#### Instruction:
Write out the whole listing again, exactly as given.

#### Data extract:
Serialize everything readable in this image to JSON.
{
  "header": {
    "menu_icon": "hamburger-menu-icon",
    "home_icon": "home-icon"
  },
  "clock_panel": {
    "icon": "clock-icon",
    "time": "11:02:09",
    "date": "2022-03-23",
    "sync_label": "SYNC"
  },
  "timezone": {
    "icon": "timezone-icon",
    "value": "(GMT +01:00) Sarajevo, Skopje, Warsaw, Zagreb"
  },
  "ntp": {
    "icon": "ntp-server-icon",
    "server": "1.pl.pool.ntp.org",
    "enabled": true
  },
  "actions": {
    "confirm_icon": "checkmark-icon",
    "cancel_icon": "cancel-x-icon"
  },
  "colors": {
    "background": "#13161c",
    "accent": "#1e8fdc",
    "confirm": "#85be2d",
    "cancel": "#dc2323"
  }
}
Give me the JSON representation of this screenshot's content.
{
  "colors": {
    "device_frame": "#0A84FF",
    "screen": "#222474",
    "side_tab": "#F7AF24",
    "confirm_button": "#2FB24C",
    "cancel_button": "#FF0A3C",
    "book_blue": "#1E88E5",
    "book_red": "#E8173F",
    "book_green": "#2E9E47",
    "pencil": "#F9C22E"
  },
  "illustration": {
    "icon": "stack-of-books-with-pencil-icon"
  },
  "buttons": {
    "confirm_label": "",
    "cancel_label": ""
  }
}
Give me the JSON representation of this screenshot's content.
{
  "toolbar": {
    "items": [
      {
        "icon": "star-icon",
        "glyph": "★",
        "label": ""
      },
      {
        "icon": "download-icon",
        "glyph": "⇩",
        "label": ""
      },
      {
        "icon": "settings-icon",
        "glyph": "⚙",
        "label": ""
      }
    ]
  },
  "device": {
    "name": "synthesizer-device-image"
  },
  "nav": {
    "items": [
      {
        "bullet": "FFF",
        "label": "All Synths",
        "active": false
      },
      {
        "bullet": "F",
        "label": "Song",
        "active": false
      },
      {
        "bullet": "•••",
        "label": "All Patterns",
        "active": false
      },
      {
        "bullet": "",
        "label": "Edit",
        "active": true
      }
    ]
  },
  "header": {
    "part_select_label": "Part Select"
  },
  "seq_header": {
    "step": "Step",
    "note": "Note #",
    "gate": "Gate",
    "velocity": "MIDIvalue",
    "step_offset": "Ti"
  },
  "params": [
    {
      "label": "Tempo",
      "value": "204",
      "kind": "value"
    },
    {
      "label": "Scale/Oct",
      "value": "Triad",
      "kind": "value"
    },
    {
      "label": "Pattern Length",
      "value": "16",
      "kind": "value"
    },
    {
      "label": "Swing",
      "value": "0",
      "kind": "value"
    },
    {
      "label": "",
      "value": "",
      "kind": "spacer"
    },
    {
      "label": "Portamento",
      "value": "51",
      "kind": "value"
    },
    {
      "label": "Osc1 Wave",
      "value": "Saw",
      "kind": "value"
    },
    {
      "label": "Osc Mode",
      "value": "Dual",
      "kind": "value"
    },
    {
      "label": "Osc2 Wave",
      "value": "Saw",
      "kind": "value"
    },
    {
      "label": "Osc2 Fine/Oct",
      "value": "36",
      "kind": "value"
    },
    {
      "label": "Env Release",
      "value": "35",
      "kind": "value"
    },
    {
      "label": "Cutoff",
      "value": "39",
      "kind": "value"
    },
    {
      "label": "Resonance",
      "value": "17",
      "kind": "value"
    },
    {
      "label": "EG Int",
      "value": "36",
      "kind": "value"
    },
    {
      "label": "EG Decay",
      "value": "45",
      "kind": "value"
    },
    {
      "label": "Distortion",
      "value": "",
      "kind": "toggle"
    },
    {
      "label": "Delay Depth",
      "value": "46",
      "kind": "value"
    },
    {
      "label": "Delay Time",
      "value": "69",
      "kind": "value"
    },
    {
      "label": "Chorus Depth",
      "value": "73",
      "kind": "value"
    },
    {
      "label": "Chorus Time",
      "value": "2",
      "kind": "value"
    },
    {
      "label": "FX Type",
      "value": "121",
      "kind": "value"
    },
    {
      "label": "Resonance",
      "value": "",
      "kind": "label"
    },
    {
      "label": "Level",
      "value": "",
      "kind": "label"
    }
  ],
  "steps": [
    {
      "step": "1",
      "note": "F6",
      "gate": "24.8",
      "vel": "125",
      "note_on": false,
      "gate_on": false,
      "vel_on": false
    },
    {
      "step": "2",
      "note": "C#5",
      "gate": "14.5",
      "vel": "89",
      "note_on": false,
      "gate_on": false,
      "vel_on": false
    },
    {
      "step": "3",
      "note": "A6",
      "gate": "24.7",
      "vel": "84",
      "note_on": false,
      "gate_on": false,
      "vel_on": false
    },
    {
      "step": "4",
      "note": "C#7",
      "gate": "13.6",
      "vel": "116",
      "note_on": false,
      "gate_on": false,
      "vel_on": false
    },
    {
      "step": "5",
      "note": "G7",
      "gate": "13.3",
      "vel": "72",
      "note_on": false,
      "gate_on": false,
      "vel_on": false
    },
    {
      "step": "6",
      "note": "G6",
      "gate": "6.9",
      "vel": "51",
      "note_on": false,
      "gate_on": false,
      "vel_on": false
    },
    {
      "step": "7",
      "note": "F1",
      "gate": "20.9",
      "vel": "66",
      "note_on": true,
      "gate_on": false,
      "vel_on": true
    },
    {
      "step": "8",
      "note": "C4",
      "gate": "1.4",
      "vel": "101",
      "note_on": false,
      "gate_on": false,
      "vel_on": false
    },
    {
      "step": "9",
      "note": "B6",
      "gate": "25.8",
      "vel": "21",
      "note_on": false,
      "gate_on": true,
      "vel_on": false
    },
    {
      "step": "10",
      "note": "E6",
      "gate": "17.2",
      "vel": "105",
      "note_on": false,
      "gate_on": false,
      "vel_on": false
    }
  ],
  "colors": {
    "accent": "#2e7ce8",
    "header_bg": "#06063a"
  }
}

#### Task response:
Serialize everything readable in this image to JSON.
{
  "header": {
    "menu_icon": "hamburger-menu-icon",
    "home_icon": "home-icon"
  },
  "clock_panel": {
    "icon": "clock-icon",
    "time": "11:02:09",
    "date": "2022-03-23",
    "sync_label": "SYNC"
  },
  "timezone": {
    "icon": "timezone-icon",
    "value": "(GMT +01:00) Sarajevo, Skopje, Warsaw, Zagreb"
  },
  "ntp": {
    "icon": "ntp-server-icon",
    "server": "1.pl.pool.ntp.org",
    "enabled": true
  },
  "actions": {
    "confirm_icon": "checkmark-icon",
    "cancel_icon": "cancel-x-icon"
  },
  "colors": {
    "background": "#13161c",
    "accent": "#1e8fdc",
    "confirm": "#85be2d",
    "cancel": "#dc2323"
  }
}
Give me the JSON representation of this screenshot's content.
{
  "colors": {
    "device_frame": "#0A84FF",
    "screen": "#222474",
    "side_tab": "#F7AF24",
    "confirm_button": "#2FB24C",
    "cancel_button": "#FF0A3C",
    "book_blue": "#1E88E5",
    "book_red": "#E8173F",
    "book_green": "#2E9E47",
    "pencil": "#F9C22E"
  },
  "illustration": {
    "icon": "stack-of-books-with-pencil-icon"
  },
  "buttons": {
    "confirm_label": "",
    "cancel_label": ""
  }
}
Give me the JSON representation of this screenshot's content.
{
  "toolbar": {
    "items": [
      {
        "icon": "star-icon",
        "glyph": "★",
        "label": ""
      },
      {
        "icon": "download-icon",
        "glyph": "⇩",
        "label": ""
      },
      {
        "icon": "settings-icon",
        "glyph": "⚙",
        "label": ""
      }
    ]
  },
  "device": {
    "name": "synthesizer-device-image"
  },
  "nav": {
    "items": [
      {
        "bullet": "FFF",
        "label": "All Synths",
        "active": false
      },
      {
        "bullet": "F",
        "label": "Song",
        "active": false
      },
      {
        "bullet": "•••",
        "label": "All Patterns",
        "active": false
      },
      {
        "bullet": "",
        "label": "Edit",
        "active": true
      }
    ]
  },
  "header": {
    "part_select_label": "Part Select"
  },
  "seq_header": {
    "step": "Step",
    "note": "Note #",
    "gate": "Gate",
    "velocity": "MIDIvalue",
    "step_offset": "Ti"
  },
  "params": [
    {
      "label": "Tempo",
      "value": "204",
      "kind": "value"
    },
    {
      "label": "Scale/Oct",
      "value": "Triad",
      "kind": "value"
    },
    {
      "label": "Pattern Length",
      "value": "16",
      "kind": "value"
    },
    {
      "label": "Swing",
      "value": "0",
      "kind": "value"
    },
    {
      "label": "",
      "value": "",
      "kind": "spacer"
    },
    {
      "label": "Portamento",
      "value": "51",
      "kind": "value"
    },
    {
      "label": "Osc1 Wave",
      "value": "Saw",
      "kind": "value"
    },
    {
      "label": "Osc Mode",
      "value": "Dual",
      "kind": "value"
    },
    {
      "label": "Osc2 Wave",
      "value": "Saw",
      "kind": "value"
    },
    {
      "label": "Osc2 Fine/Oct",
      "value": "36",
      "kind": "value"
    },
    {
      "label": "Env Release",
      "value": "35",
      "kind": "value"
    },
    {
      "label": "Cutoff",
      "value": "39",
      "kind": "value"
    },
    {
      "label": "Resonance",
      "value": "17",
      "kind": "value"
    },
    {
      "label": "EG Int",
      "value": "36",
      "kind": "value"
    },
    {
      "label": "EG Decay",
      "value": "45",
      "kind": "value"
    },
    {
      "label": "Distortion",
      "value": "",
      "kind": "toggle"
    },
    {
      "label": "Delay Depth",
      "value": "46",
      "kind": "value"
    },
    {
      "label": "Delay Time",
      "value": "69",
      "kind": "value"
    },
    {
      "label": "Chorus Depth",
      "value": "73",
      "kind": "value"
    },
    {
      "label": "Chorus Time",
      "value": "2",
      "kind": "value"
    },
    {
      "label": "FX Type",
      "value": "121",
      "kind": "value"
    },
    {
      "label": "Resonance",
      "value": "",
      "kind": "label"
    },
    {
      "label": "Level",
      "value": "",
      "kind": "label"
    }
  ],
  "steps": [
    {
      "step": "1",
      "note": "F6",
      "gate": "24.8",
      "vel": "125",
      "note_on": false,
      "gate_on": false,
      "vel_on": false
    },
    {
      "step": "2",
      "note": "C#5",
      "gate": "14.5",
      "vel": "89",
      "note_on": false,
      "gate_on": false,
      "vel_on": false
    },
    {
      "step": "3",
      "note": "A6",
      "gate": "24.7",
      "vel": "84",
      "note_on": false,
      "gate_on": false,
      "vel_on": false
    },
    {
      "step": "4",
      "note": "C#7",
      "gate": "13.6",
      "vel": "116",
      "note_on": false,
      "gate_on": false,
      "vel_on": false
    },
    {
      "step": "5",
      "note": "G7",
      "gate": "13.3",
      "vel": "72",
      "note_on": false,
      "gate_on": false,
      "vel_on": false
    },
    {
      "step": "6",
      "note": "G6",
      "gate": "6.9",
      "vel": "51",
      "note_on": false,
      "gate_on": false,
      "vel_on": false
    },
    {
      "step": "7",
      "note": "F1",
      "gate": "20.9",
      "vel": "66",
      "note_on": true,
      "gate_on": false,
      "vel_on": true
    },
    {
      "step": "8",
      "note": "C4",
      "gate": "1.4",
      "vel": "101",
      "note_on": false,
      "gate_on": false,
      "vel_on": false
    },
    {
      "step": "9",
      "note": "B6",
      "gate": "25.8",
      "vel": "21",
      "note_on": false,
      "gate_on": true,
      "vel_on": false
    },
    {
      "step": "10",
      "note": "E6",
      "gate": "17.2",
      "vel": "105",
      "note_on": false,
      "gate_on": false,
      "vel_on": false
    }
  ],
  "colors": {
    "accent": "#2e7ce8",
    "header_bg": "#06063a"
  }
}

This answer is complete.